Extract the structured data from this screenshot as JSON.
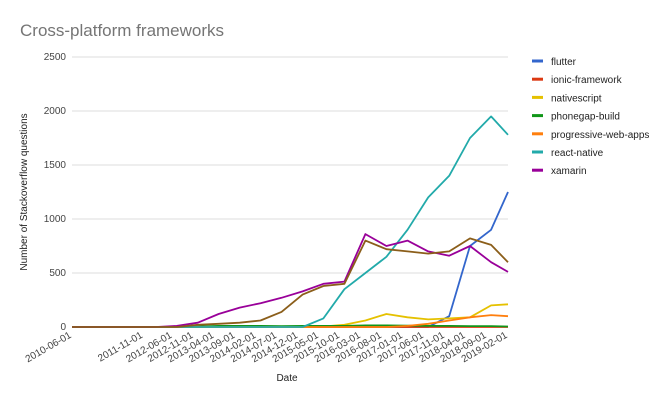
{
  "chart_data": {
    "type": "line",
    "title": "Cross-platform frameworks",
    "xlabel": "Date",
    "ylabel": "Number of Stackoverflow questions",
    "ylim": [
      0,
      2500
    ],
    "y_ticks": [
      "0",
      "500",
      "1000",
      "1500",
      "2000",
      "2500"
    ],
    "grid": true,
    "legend_position": "right",
    "x": [
      "2010-06-01",
      "2010-11-01",
      "2011-04-01",
      "2011-09-01",
      "2012-02-01",
      "2012-07-01",
      "2012-12-01",
      "2013-05-01",
      "2013-10-01",
      "2014-03-01",
      "2014-08-01",
      "2015-01-01",
      "2015-06-01",
      "2015-11-01",
      "2016-04-01",
      "2016-09-01",
      "2017-02-01",
      "2017-07-01",
      "2017-12-01",
      "2018-05-01",
      "2018-10-01",
      "2019-02-01"
    ],
    "x_tick_labels": [
      "2010-06-01",
      "2011-11-01",
      "2012-06-01",
      "2012-11-01",
      "2013-04-01",
      "2013-09-01",
      "2014-02-01",
      "2014-07-01",
      "2014-12-01",
      "2015-05-01",
      "2015-10-01",
      "2016-03-01",
      "2016-08-01",
      "2017-01-01",
      "2017-06-01",
      "2017-11-01",
      "2018-04-01",
      "2018-09-01",
      "2019-02-01"
    ],
    "series": [
      {
        "name": "flutter",
        "color": "#3366cc",
        "values": [
          0,
          0,
          0,
          0,
          0,
          0,
          0,
          0,
          0,
          0,
          0,
          0,
          0,
          0,
          0,
          0,
          0,
          0,
          100,
          750,
          900,
          1250
        ]
      },
      {
        "name": "ionic-framework",
        "color": "#dc3912",
        "values": [
          0,
          0,
          0,
          0,
          0,
          0,
          0,
          0,
          0,
          0,
          0,
          0,
          0,
          0,
          0,
          0,
          0,
          0,
          0,
          0,
          0,
          0
        ]
      },
      {
        "name": "nativescript",
        "color": "#e5c100",
        "values": [
          0,
          0,
          0,
          0,
          0,
          0,
          0,
          0,
          0,
          0,
          0,
          0,
          5,
          20,
          60,
          120,
          90,
          70,
          80,
          90,
          200,
          210
        ]
      },
      {
        "name": "phonegap-build",
        "color": "#109618",
        "values": [
          0,
          0,
          0,
          0,
          0,
          0,
          5,
          10,
          10,
          10,
          8,
          10,
          10,
          10,
          15,
          15,
          12,
          10,
          10,
          8,
          8,
          5
        ]
      },
      {
        "name": "progressive-web-apps",
        "color": "#ff7f0e",
        "values": [
          0,
          0,
          0,
          0,
          0,
          0,
          0,
          0,
          0,
          0,
          0,
          0,
          0,
          0,
          0,
          0,
          10,
          30,
          60,
          90,
          110,
          100
        ]
      },
      {
        "name": "react-native",
        "color": "#22aaaa",
        "values": [
          0,
          0,
          0,
          0,
          0,
          0,
          0,
          0,
          0,
          0,
          0,
          0,
          80,
          350,
          500,
          650,
          900,
          1200,
          1400,
          1750,
          1950,
          1780
        ]
      },
      {
        "name": "xamarin",
        "color": "#990099",
        "values": [
          0,
          0,
          0,
          0,
          0,
          10,
          40,
          120,
          180,
          220,
          270,
          330,
          400,
          420,
          860,
          750,
          800,
          700,
          660,
          750,
          600,
          510
        ]
      },
      {
        "name": "",
        "color": "#8b5e1a",
        "values": [
          0,
          0,
          0,
          0,
          0,
          0,
          20,
          30,
          40,
          60,
          140,
          300,
          380,
          400,
          800,
          720,
          700,
          680,
          700,
          820,
          760,
          600
        ]
      }
    ]
  }
}
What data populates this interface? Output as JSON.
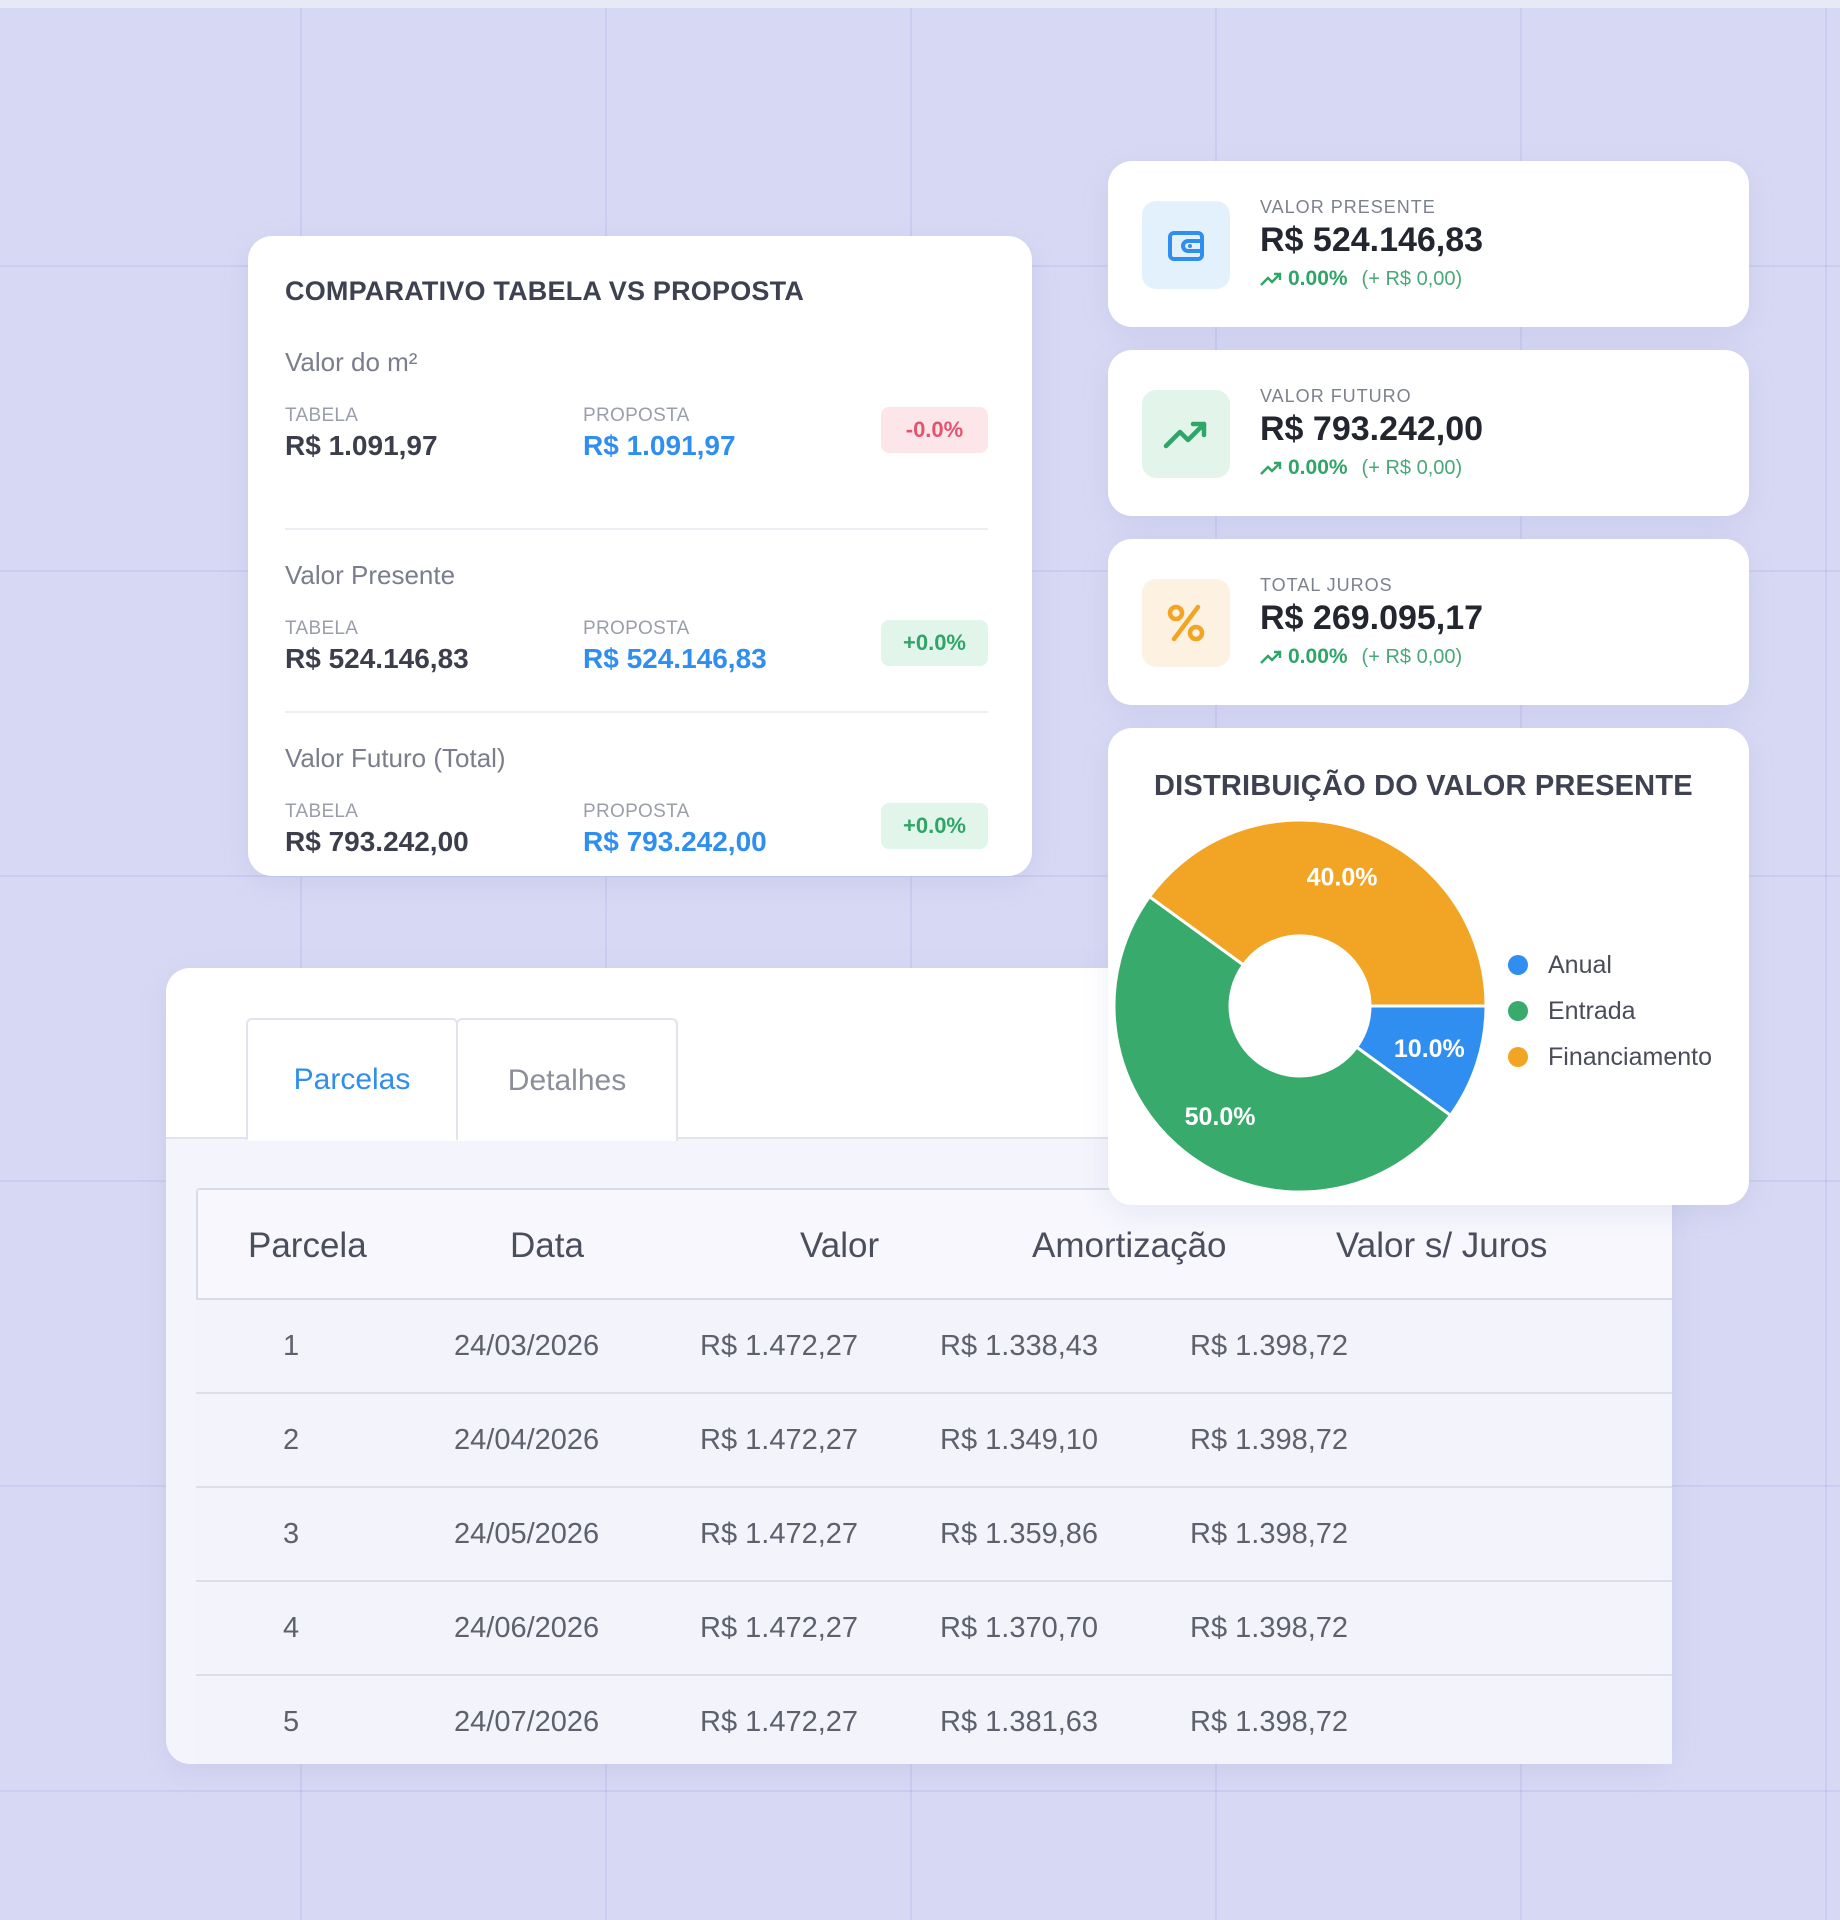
{
  "comparativo": {
    "title": "COMPARATIVO TABELA VS PROPOSTA",
    "sections": [
      {
        "label": "Valor do m²",
        "tabela_label": "TABELA",
        "tabela": "R$ 1.091,97",
        "proposta_label": "PROPOSTA",
        "proposta": "R$ 1.091,97",
        "pct": "-0.0%"
      },
      {
        "label": "Valor Presente",
        "tabela_label": "TABELA",
        "tabela": "R$ 524.146,83",
        "proposta_label": "PROPOSTA",
        "proposta": "R$ 524.146,83",
        "pct": "+0.0%"
      },
      {
        "label": "Valor Futuro (Total)",
        "tabela_label": "TABELA",
        "tabela": "R$ 793.242,00",
        "proposta_label": "PROPOSTA",
        "proposta": "R$ 793.242,00",
        "pct": "+0.0%"
      }
    ]
  },
  "stats": [
    {
      "label": "VALOR PRESENTE",
      "value": "R$ 524.146,83",
      "pct": "0.00%",
      "delta": "(+ R$ 0,00)",
      "icon": "wallet-icon"
    },
    {
      "label": "VALOR FUTURO",
      "value": "R$ 793.242,00",
      "pct": "0.00%",
      "delta": "(+ R$ 0,00)",
      "icon": "trending-up-icon"
    },
    {
      "label": "TOTAL JUROS",
      "value": "R$ 269.095,17",
      "pct": "0.00%",
      "delta": "(+ R$ 0,00)",
      "icon": "percent-icon"
    }
  ],
  "colors": {
    "accent_blue": "#2f8ef0",
    "positive_green": "#2fa567",
    "negative_red": "#e4546e",
    "anual": "#2f8ef0",
    "entrada": "#38ab6c",
    "financiamento": "#f2a524"
  },
  "chart_data": {
    "type": "pie",
    "title": "DISTRIBUIÇÃO DO VALOR PRESENTE",
    "categories": [
      "Anual",
      "Entrada",
      "Financiamento"
    ],
    "values": [
      10.0,
      50.0,
      40.0
    ],
    "value_labels": [
      "10.0%",
      "50.0%",
      "40.0%"
    ],
    "colors": [
      "#2f8ef0",
      "#38ab6c",
      "#f2a524"
    ],
    "legend": "right",
    "donut": true
  },
  "tabs": [
    {
      "label": "Parcelas",
      "active": true
    },
    {
      "label": "Detalhes",
      "active": false
    }
  ],
  "table": {
    "headers": [
      "Parcela",
      "Data",
      "Valor",
      "Amortização",
      "Valor s/ Juros"
    ],
    "rows": [
      [
        "1",
        "24/03/2026",
        "R$ 1.472,27",
        "R$ 1.338,43",
        "R$ 1.398,72"
      ],
      [
        "2",
        "24/04/2026",
        "R$ 1.472,27",
        "R$ 1.349,10",
        "R$ 1.398,72"
      ],
      [
        "3",
        "24/05/2026",
        "R$ 1.472,27",
        "R$ 1.359,86",
        "R$ 1.398,72"
      ],
      [
        "4",
        "24/06/2026",
        "R$ 1.472,27",
        "R$ 1.370,70",
        "R$ 1.398,72"
      ],
      [
        "5",
        "24/07/2026",
        "R$ 1.472,27",
        "R$ 1.381,63",
        "R$ 1.398,72"
      ]
    ]
  }
}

> [YOUR GOAL] An exact transcription of all the entries is required, without the pictures.

> [FINAL RESULT]
Extract the structured data from this screenshot as JSON.
{
  "chart_data": {
    "type": "line",
    "title": "Cross-platform frameworks",
    "xlabel": "Date",
    "ylabel": "Number of Stackoverflow questions",
    "ylim": [
      0,
      2500
    ],
    "y_ticks": [
      "0",
      "500",
      "1000",
      "1500",
      "2000",
      "2500"
    ],
    "grid": true,
    "legend_position": "right",
    "x": [
      "2010-06-01",
      "2010-11-01",
      "2011-04-01",
      "2011-09-01",
      "2012-02-01",
      "2012-07-01",
      "2012-12-01",
      "2013-05-01",
      "2013-10-01",
      "2014-03-01",
      "2014-08-01",
      "2015-01-01",
      "2015-06-01",
      "2015-11-01",
      "2016-04-01",
      "2016-09-01",
      "2017-02-01",
      "2017-07-01",
      "2017-12-01",
      "2018-05-01",
      "2018-10-01",
      "2019-02-01"
    ],
    "x_tick_labels": [
      "2010-06-01",
      "2011-11-01",
      "2012-06-01",
      "2012-11-01",
      "2013-04-01",
      "2013-09-01",
      "2014-02-01",
      "2014-07-01",
      "2014-12-01",
      "2015-05-01",
      "2015-10-01",
      "2016-03-01",
      "2016-08-01",
      "2017-01-01",
      "2017-06-01",
      "2017-11-01",
      "2018-04-01",
      "2018-09-01",
      "2019-02-01"
    ],
    "series": [
      {
        "name": "flutter",
        "color": "#3366cc",
        "values": [
          0,
          0,
          0,
          0,
          0,
          0,
          0,
          0,
          0,
          0,
          0,
          0,
          0,
          0,
          0,
          0,
          0,
          0,
          100,
          750,
          900,
          1250
        ]
      },
      {
        "name": "ionic-framework",
        "color": "#dc3912",
        "values": [
          0,
          0,
          0,
          0,
          0,
          0,
          0,
          0,
          0,
          0,
          0,
          0,
          0,
          0,
          0,
          0,
          0,
          0,
          0,
          0,
          0,
          0
        ]
      },
      {
        "name": "nativescript",
        "color": "#e5c100",
        "values": [
          0,
          0,
          0,
          0,
          0,
          0,
          0,
          0,
          0,
          0,
          0,
          0,
          5,
          20,
          60,
          120,
          90,
          70,
          80,
          90,
          200,
          210
        ]
      },
      {
        "name": "phonegap-build",
        "color": "#109618",
        "values": [
          0,
          0,
          0,
          0,
          0,
          0,
          5,
          10,
          10,
          10,
          8,
          10,
          10,
          10,
          15,
          15,
          12,
          10,
          10,
          8,
          8,
          5
        ]
      },
      {
        "name": "progressive-web-apps",
        "color": "#ff7f0e",
        "values": [
          0,
          0,
          0,
          0,
          0,
          0,
          0,
          0,
          0,
          0,
          0,
          0,
          0,
          0,
          0,
          0,
          10,
          30,
          60,
          90,
          110,
          100
        ]
      },
      {
        "name": "react-native",
        "color": "#22aaaa",
        "values": [
          0,
          0,
          0,
          0,
          0,
          0,
          0,
          0,
          0,
          0,
          0,
          0,
          80,
          350,
          500,
          650,
          900,
          1200,
          1400,
          1750,
          1950,
          1780
        ]
      },
      {
        "name": "xamarin",
        "color": "#990099",
        "values": [
          0,
          0,
          0,
          0,
          0,
          10,
          40,
          120,
          180,
          220,
          270,
          330,
          400,
          420,
          860,
          750,
          800,
          700,
          660,
          750,
          600,
          510
        ]
      },
      {
        "name": "",
        "color": "#8b5e1a",
        "values": [
          0,
          0,
          0,
          0,
          0,
          0,
          20,
          30,
          40,
          60,
          140,
          300,
          380,
          400,
          800,
          720,
          700,
          680,
          700,
          820,
          760,
          600
        ]
      }
    ]
  }
}
What data populates this interface? Output as JSON.
{
  "comparativo": {
    "title": "COMPARATIVO TABELA VS PROPOSTA",
    "sections": [
      {
        "label": "Valor do m²",
        "tabela_label": "TABELA",
        "tabela": "R$ 1.091,97",
        "proposta_label": "PROPOSTA",
        "proposta": "R$ 1.091,97",
        "pct": "-0.0%"
      },
      {
        "label": "Valor Presente",
        "tabela_label": "TABELA",
        "tabela": "R$ 524.146,83",
        "proposta_label": "PROPOSTA",
        "proposta": "R$ 524.146,83",
        "pct": "+0.0%"
      },
      {
        "label": "Valor Futuro (Total)",
        "tabela_label": "TABELA",
        "tabela": "R$ 793.242,00",
        "proposta_label": "PROPOSTA",
        "proposta": "R$ 793.242,00",
        "pct": "+0.0%"
      }
    ]
  },
  "stats": [
    {
      "label": "VALOR PRESENTE",
      "value": "R$ 524.146,83",
      "pct": "0.00%",
      "delta": "(+ R$ 0,00)",
      "icon": "wallet-icon"
    },
    {
      "label": "VALOR FUTURO",
      "value": "R$ 793.242,00",
      "pct": "0.00%",
      "delta": "(+ R$ 0,00)",
      "icon": "trending-up-icon"
    },
    {
      "label": "TOTAL JUROS",
      "value": "R$ 269.095,17",
      "pct": "0.00%",
      "delta": "(+ R$ 0,00)",
      "icon": "percent-icon"
    }
  ],
  "colors": {
    "accent_blue": "#2f8ef0",
    "positive_green": "#2fa567",
    "negative_red": "#e4546e",
    "anual": "#2f8ef0",
    "entrada": "#38ab6c",
    "financiamento": "#f2a524"
  },
  "chart_data": {
    "type": "pie",
    "title": "DISTRIBUIÇÃO DO VALOR PRESENTE",
    "categories": [
      "Anual",
      "Entrada",
      "Financiamento"
    ],
    "values": [
      10.0,
      50.0,
      40.0
    ],
    "value_labels": [
      "10.0%",
      "50.0%",
      "40.0%"
    ],
    "colors": [
      "#2f8ef0",
      "#38ab6c",
      "#f2a524"
    ],
    "legend": "right",
    "donut": true
  },
  "tabs": [
    {
      "label": "Parcelas",
      "active": true
    },
    {
      "label": "Detalhes",
      "active": false
    }
  ],
  "table": {
    "headers": [
      "Parcela",
      "Data",
      "Valor",
      "Amortização",
      "Valor s/ Juros"
    ],
    "rows": [
      [
        "1",
        "24/03/2026",
        "R$ 1.472,27",
        "R$ 1.338,43",
        "R$ 1.398,72"
      ],
      [
        "2",
        "24/04/2026",
        "R$ 1.472,27",
        "R$ 1.349,10",
        "R$ 1.398,72"
      ],
      [
        "3",
        "24/05/2026",
        "R$ 1.472,27",
        "R$ 1.359,86",
        "R$ 1.398,72"
      ],
      [
        "4",
        "24/06/2026",
        "R$ 1.472,27",
        "R$ 1.370,70",
        "R$ 1.398,72"
      ],
      [
        "5",
        "24/07/2026",
        "R$ 1.472,27",
        "R$ 1.381,63",
        "R$ 1.398,72"
      ]
    ]
  }
}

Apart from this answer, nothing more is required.